(WHAT IS REQUIRED) Repeat every record below exactly as it appears.

(DATA SHOWN)

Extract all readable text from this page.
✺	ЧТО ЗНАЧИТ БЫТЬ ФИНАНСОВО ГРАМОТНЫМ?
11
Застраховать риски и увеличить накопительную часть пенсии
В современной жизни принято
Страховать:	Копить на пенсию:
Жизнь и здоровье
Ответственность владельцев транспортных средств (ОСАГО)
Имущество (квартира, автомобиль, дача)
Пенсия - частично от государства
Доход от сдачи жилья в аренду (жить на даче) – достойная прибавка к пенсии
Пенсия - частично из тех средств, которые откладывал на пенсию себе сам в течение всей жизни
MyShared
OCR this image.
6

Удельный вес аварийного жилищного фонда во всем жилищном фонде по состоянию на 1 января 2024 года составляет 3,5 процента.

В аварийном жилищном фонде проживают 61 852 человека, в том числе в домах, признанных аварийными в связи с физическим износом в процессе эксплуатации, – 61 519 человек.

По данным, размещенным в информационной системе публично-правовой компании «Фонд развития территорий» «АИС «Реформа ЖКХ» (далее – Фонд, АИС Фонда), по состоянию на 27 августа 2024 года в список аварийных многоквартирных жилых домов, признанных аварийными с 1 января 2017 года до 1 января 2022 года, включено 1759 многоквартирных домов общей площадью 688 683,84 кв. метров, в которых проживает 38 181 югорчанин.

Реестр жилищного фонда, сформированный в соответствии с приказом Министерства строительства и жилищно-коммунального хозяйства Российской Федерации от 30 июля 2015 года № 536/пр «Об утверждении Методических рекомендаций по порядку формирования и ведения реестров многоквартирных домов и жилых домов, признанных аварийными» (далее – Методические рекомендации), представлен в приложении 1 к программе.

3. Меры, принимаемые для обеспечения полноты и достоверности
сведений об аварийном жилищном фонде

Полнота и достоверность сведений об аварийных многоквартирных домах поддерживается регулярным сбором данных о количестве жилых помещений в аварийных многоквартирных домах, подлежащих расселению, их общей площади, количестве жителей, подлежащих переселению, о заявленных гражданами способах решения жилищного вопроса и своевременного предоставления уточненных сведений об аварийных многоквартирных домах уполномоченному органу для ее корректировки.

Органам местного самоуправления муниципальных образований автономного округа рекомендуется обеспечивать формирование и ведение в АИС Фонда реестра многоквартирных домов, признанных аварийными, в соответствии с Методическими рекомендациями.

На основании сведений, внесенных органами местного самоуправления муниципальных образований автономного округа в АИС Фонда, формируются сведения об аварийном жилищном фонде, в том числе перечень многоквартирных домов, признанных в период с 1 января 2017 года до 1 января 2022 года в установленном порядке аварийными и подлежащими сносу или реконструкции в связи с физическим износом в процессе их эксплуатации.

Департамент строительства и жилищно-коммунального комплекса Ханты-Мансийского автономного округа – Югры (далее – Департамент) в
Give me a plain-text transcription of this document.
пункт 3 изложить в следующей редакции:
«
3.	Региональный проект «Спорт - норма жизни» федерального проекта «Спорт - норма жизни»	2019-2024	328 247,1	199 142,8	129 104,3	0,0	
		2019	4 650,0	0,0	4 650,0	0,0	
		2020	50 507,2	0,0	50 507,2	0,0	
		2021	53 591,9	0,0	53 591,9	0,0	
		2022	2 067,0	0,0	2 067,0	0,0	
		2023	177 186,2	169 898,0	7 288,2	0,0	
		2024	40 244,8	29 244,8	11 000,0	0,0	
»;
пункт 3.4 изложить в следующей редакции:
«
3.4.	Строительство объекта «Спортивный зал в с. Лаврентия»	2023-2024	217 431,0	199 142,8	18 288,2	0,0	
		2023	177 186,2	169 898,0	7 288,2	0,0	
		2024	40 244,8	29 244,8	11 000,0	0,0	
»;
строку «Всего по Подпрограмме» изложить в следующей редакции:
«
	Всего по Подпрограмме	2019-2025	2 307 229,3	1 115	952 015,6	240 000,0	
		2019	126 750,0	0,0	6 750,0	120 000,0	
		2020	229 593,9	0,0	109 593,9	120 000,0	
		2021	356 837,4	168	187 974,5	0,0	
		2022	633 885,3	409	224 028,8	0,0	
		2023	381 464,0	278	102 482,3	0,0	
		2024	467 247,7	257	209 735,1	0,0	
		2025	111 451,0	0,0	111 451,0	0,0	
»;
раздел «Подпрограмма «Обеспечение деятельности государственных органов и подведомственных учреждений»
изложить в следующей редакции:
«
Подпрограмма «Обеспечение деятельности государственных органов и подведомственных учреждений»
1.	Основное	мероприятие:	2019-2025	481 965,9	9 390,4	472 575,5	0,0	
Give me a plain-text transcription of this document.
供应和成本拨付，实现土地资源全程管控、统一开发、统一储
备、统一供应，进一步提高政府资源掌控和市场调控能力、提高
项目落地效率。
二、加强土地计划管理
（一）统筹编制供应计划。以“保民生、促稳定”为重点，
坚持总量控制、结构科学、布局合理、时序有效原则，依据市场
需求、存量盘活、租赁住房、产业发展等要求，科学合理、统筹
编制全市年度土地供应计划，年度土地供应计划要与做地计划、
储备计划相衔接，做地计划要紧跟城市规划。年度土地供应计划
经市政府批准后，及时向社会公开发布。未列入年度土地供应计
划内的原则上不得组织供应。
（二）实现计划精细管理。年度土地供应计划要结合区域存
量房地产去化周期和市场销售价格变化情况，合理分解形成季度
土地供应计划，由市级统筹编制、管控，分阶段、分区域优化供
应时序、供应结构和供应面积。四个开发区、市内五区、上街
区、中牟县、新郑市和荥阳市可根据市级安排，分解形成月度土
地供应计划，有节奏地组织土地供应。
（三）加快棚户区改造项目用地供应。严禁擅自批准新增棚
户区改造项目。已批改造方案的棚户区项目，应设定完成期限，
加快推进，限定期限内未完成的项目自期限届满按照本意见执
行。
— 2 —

(TASK SOLUTION)
Extract all readable text from this page.
✺	ЧТО ЗНАЧИТ БЫТЬ ФИНАНСОВО ГРАМОТНЫМ?
11
Застраховать риски и увеличить накопительную часть пенсии
В современной жизни принято
Страховать:	Копить на пенсию:
Жизнь и здоровье
Ответственность владельцев транспортных средств (ОСАГО)
Имущество (квартира, автомобиль, дача)
Пенсия - частично от государства
Доход от сдачи жилья в аренду (жить на даче) – достойная прибавка к пенсии
Пенсия - частично из тех средств, которые откладывал на пенсию себе сам в течение всей жизни
MyShared
OCR this image.
6

Удельный вес аварийного жилищного фонда во всем жилищном фонде по состоянию на 1 января 2024 года составляет 3,5 процента.

В аварийном жилищном фонде проживают 61 852 человека, в том числе в домах, признанных аварийными в связи с физическим износом в процессе эксплуатации, – 61 519 человек.

По данным, размещенным в информационной системе публично-правовой компании «Фонд развития территорий» «АИС «Реформа ЖКХ» (далее – Фонд, АИС Фонда), по состоянию на 27 августа 2024 года в список аварийных многоквартирных жилых домов, признанных аварийными с 1 января 2017 года до 1 января 2022 года, включено 1759 многоквартирных домов общей площадью 688 683,84 кв. метров, в которых проживает 38 181 югорчанин.

Реестр жилищного фонда, сформированный в соответствии с приказом Министерства строительства и жилищно-коммунального хозяйства Российской Федерации от 30 июля 2015 года № 536/пр «Об утверждении Методических рекомендаций по порядку формирования и ведения реестров многоквартирных домов и жилых домов, признанных аварийными» (далее – Методические рекомендации), представлен в приложении 1 к программе.

3. Меры, принимаемые для обеспечения полноты и достоверности
сведений об аварийном жилищном фонде

Полнота и достоверность сведений об аварийных многоквартирных домах поддерживается регулярным сбором данных о количестве жилых помещений в аварийных многоквартирных домах, подлежащих расселению, их общей площади, количестве жителей, подлежащих переселению, о заявленных гражданами способах решения жилищного вопроса и своевременного предоставления уточненных сведений об аварийных многоквартирных домах уполномоченному органу для ее корректировки.

Органам местного самоуправления муниципальных образований автономного округа рекомендуется обеспечивать формирование и ведение в АИС Фонда реестра многоквартирных домов, признанных аварийными, в соответствии с Методическими рекомендациями.

На основании сведений, внесенных органами местного самоуправления муниципальных образований автономного округа в АИС Фонда, формируются сведения об аварийном жилищном фонде, в том числе перечень многоквартирных домов, признанных в период с 1 января 2017 года до 1 января 2022 года в установленном порядке аварийными и подлежащими сносу или реконструкции в связи с физическим износом в процессе их эксплуатации.

Департамент строительства и жилищно-коммунального комплекса Ханты-Мансийского автономного округа – Югры (далее – Департамент) в
Give me a plain-text transcription of this document.
пункт 3 изложить в следующей редакции:
«
3.	Региональный проект «Спорт - норма жизни» федерального проекта «Спорт - норма жизни»	2019-2024	328 247,1	199 142,8	129 104,3	0,0	
		2019	4 650,0	0,0	4 650,0	0,0	
		2020	50 507,2	0,0	50 507,2	0,0	
		2021	53 591,9	0,0	53 591,9	0,0	
		2022	2 067,0	0,0	2 067,0	0,0	
		2023	177 186,2	169 898,0	7 288,2	0,0	
		2024	40 244,8	29 244,8	11 000,0	0,0	
»;
пункт 3.4 изложить в следующей редакции:
«
3.4.	Строительство объекта «Спортивный зал в с. Лаврентия»	2023-2024	217 431,0	199 142,8	18 288,2	0,0	
		2023	177 186,2	169 898,0	7 288,2	0,0	
		2024	40 244,8	29 244,8	11 000,0	0,0	
»;
строку «Всего по Подпрограмме» изложить в следующей редакции:
«
	Всего по Подпрограмме	2019-2025	2 307 229,3	1 115	952 015,6	240 000,0	
		2019	126 750,0	0,0	6 750,0	120 000,0	
		2020	229 593,9	0,0	109 593,9	120 000,0	
		2021	356 837,4	168	187 974,5	0,0	
		2022	633 885,3	409	224 028,8	0,0	
		2023	381 464,0	278	102 482,3	0,0	
		2024	467 247,7	257	209 735,1	0,0	
		2025	111 451,0	0,0	111 451,0	0,0	
»;
раздел «Подпрограмма «Обеспечение деятельности государственных органов и подведомственных учреждений»
изложить в следующей редакции:
«
Подпрограмма «Обеспечение деятельности государственных органов и подведомственных учреждений»
1.	Основное	мероприятие:	2019-2025	481 965,9	9 390,4	472 575,5	0,0	
Give me a plain-text transcription of this document.
供应和成本拨付，实现土地资源全程管控、统一开发、统一储
备、统一供应，进一步提高政府资源掌控和市场调控能力、提高
项目落地效率。
二、加强土地计划管理
（一）统筹编制供应计划。以“保民生、促稳定”为重点，
坚持总量控制、结构科学、布局合理、时序有效原则，依据市场
需求、存量盘活、租赁住房、产业发展等要求，科学合理、统筹
编制全市年度土地供应计划，年度土地供应计划要与做地计划、
储备计划相衔接，做地计划要紧跟城市规划。年度土地供应计划
经市政府批准后，及时向社会公开发布。未列入年度土地供应计
划内的原则上不得组织供应。
（二）实现计划精细管理。年度土地供应计划要结合区域存
量房地产去化周期和市场销售价格变化情况，合理分解形成季度
土地供应计划，由市级统筹编制、管控，分阶段、分区域优化供
应时序、供应结构和供应面积。四个开发区、市内五区、上街
区、中牟县、新郑市和荥阳市可根据市级安排，分解形成月度土
地供应计划，有节奏地组织土地供应。
（三）加快棚户区改造项目用地供应。严禁擅自批准新增棚
户区改造项目。已批改造方案的棚户区项目，应设定完成期限，
加快推进，限定期限内未完成的项目自期限届满按照本意见执
行。
— 2 —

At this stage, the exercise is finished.